→ Exercise task: Filter the entries below, keeping only lines with the word "USDJPY".

→ Stored records:

━━━

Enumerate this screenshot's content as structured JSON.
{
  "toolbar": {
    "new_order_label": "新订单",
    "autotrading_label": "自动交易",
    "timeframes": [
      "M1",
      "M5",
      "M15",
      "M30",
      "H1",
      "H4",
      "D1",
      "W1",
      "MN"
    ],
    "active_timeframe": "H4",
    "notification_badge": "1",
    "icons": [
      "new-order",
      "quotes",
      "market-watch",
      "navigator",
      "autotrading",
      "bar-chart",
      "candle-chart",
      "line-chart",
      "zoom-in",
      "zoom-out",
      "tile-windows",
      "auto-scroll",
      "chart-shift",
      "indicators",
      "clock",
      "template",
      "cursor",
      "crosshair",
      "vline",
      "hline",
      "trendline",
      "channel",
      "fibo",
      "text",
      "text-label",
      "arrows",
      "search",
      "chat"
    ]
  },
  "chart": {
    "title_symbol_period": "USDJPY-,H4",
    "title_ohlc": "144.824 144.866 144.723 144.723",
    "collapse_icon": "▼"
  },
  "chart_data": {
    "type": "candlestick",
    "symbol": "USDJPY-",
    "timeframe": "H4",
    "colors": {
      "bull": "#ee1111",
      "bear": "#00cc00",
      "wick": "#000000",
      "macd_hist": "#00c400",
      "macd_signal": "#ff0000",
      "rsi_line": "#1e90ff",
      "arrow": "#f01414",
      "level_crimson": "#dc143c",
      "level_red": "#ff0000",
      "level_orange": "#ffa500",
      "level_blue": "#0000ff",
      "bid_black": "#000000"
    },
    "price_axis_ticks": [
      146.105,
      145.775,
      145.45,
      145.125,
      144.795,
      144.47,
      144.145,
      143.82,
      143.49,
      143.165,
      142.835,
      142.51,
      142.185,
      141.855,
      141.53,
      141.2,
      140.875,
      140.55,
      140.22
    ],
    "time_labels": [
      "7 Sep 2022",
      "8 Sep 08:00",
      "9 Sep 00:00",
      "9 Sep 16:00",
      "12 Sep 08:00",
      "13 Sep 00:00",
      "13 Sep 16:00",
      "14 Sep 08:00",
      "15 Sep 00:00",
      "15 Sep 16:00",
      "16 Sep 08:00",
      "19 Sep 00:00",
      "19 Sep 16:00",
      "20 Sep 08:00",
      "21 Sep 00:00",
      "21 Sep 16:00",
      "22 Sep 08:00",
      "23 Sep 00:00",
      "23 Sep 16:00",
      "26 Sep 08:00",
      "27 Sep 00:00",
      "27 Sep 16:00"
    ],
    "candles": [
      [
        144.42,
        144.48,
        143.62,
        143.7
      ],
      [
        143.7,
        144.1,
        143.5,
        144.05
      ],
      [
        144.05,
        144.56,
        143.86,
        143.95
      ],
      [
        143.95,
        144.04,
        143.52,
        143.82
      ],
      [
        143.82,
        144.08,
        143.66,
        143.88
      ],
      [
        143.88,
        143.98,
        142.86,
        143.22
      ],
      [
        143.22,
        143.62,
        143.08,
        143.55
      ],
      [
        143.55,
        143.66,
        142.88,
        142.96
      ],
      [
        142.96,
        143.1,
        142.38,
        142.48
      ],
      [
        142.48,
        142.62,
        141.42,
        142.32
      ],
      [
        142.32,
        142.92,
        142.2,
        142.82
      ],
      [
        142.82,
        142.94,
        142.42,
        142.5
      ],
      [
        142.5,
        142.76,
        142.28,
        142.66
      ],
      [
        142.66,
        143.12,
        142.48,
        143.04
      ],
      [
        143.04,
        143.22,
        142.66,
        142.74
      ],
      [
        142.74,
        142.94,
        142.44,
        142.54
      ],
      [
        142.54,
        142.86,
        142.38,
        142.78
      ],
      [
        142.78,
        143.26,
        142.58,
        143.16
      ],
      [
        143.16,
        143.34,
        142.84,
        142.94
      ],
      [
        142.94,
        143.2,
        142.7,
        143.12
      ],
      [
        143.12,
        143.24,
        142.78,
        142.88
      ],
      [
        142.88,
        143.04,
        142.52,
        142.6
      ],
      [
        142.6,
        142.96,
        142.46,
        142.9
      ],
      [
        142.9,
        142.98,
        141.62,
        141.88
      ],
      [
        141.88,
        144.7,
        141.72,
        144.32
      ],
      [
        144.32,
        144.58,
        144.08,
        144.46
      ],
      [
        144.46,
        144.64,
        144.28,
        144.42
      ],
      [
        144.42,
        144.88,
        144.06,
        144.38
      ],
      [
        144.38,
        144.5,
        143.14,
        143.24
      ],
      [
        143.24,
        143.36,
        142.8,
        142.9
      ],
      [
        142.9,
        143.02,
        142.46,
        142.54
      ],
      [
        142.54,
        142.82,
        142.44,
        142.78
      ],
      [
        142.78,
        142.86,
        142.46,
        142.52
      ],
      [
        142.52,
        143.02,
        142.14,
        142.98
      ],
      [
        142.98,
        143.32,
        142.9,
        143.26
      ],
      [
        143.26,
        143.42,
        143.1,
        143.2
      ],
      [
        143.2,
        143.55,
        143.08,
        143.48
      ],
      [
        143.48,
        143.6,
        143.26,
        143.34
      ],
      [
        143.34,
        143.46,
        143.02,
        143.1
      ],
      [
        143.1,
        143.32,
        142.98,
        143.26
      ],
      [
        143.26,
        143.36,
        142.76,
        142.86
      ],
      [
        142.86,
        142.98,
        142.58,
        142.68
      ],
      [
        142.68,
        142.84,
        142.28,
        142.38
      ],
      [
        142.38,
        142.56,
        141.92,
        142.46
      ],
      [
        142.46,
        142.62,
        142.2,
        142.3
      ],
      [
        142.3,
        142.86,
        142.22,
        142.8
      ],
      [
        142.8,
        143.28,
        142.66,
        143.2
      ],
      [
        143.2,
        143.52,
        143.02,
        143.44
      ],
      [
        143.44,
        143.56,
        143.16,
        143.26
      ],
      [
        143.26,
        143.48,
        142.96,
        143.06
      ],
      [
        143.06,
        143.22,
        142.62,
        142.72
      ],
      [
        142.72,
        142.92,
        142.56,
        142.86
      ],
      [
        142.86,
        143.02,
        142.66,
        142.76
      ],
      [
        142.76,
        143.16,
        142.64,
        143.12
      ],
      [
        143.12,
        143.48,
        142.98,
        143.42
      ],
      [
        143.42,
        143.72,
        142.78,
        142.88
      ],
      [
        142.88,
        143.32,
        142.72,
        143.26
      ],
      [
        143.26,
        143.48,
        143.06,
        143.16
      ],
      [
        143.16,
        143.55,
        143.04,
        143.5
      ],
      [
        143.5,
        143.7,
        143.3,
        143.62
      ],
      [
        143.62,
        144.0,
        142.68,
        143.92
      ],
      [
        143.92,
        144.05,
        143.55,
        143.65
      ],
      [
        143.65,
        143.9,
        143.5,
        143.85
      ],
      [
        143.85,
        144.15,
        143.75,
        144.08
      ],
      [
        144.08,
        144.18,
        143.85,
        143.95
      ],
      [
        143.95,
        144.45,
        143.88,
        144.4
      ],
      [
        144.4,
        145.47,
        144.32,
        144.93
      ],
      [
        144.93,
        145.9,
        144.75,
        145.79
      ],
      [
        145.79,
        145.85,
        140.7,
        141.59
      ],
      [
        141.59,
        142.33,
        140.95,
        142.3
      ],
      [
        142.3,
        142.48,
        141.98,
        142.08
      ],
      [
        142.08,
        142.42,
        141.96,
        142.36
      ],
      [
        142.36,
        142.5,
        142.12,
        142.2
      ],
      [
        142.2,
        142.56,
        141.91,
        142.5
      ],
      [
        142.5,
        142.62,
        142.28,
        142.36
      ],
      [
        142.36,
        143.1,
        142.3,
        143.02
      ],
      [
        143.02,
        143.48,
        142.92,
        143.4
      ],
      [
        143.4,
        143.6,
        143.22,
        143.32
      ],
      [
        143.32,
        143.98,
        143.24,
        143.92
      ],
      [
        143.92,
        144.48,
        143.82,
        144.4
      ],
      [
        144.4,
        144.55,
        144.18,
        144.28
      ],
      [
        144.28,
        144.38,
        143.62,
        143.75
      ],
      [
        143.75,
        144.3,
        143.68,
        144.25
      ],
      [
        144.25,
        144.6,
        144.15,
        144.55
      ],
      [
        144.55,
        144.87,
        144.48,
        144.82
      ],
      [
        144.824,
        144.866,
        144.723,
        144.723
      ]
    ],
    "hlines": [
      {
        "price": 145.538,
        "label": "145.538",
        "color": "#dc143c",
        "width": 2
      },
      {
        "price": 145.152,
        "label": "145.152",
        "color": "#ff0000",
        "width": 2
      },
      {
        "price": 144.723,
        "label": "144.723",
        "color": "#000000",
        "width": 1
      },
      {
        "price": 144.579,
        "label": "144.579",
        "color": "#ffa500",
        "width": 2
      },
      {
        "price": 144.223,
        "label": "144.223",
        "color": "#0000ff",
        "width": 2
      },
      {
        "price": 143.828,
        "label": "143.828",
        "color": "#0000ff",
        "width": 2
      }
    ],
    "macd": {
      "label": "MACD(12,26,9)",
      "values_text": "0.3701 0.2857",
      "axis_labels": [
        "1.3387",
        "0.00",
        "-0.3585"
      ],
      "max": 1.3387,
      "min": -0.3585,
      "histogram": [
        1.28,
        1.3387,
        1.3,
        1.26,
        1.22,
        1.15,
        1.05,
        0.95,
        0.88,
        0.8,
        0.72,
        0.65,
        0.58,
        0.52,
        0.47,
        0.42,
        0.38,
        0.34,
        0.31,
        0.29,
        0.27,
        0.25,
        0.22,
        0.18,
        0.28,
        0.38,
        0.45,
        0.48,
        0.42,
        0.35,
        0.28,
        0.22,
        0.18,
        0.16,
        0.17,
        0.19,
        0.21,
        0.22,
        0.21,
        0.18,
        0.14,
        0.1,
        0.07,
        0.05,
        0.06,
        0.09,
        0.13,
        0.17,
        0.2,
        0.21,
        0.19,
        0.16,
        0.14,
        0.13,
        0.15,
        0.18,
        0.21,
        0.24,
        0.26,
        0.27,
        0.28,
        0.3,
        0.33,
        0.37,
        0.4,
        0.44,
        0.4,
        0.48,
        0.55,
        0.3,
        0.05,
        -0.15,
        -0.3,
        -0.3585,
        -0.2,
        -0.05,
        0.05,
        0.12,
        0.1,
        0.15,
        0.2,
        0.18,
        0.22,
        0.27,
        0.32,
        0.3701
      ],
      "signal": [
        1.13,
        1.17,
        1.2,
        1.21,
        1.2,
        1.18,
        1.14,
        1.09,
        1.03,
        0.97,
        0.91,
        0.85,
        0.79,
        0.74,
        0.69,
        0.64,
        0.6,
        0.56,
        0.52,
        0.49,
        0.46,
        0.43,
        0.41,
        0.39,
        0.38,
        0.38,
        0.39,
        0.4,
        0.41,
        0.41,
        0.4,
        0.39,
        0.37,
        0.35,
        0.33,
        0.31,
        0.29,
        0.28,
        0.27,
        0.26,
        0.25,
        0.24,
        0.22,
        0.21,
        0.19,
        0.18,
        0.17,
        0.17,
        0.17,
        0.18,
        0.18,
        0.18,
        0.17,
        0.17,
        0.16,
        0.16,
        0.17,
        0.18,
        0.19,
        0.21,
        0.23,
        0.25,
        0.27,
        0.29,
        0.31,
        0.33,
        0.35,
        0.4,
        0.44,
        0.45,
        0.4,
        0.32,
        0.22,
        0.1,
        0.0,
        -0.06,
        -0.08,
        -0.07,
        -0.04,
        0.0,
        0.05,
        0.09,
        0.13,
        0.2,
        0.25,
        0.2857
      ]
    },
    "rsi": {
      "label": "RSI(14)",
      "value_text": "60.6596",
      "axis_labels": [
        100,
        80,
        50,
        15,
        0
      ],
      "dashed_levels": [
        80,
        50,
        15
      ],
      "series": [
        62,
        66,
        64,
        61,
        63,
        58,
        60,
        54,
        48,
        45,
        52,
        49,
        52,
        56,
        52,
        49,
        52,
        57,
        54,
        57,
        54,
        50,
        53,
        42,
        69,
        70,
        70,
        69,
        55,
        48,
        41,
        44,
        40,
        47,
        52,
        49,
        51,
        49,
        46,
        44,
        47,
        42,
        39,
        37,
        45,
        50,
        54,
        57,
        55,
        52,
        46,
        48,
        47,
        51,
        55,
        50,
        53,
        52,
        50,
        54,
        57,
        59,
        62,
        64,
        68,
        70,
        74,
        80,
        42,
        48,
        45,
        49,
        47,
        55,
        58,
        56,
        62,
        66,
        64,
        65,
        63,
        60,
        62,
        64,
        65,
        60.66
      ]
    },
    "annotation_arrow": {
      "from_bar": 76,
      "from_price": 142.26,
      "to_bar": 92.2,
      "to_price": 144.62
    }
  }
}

━━━

→ Right answer:
    "title_symbol_period": "USDJPY-,H4",
    "symbol": "USDJPY-",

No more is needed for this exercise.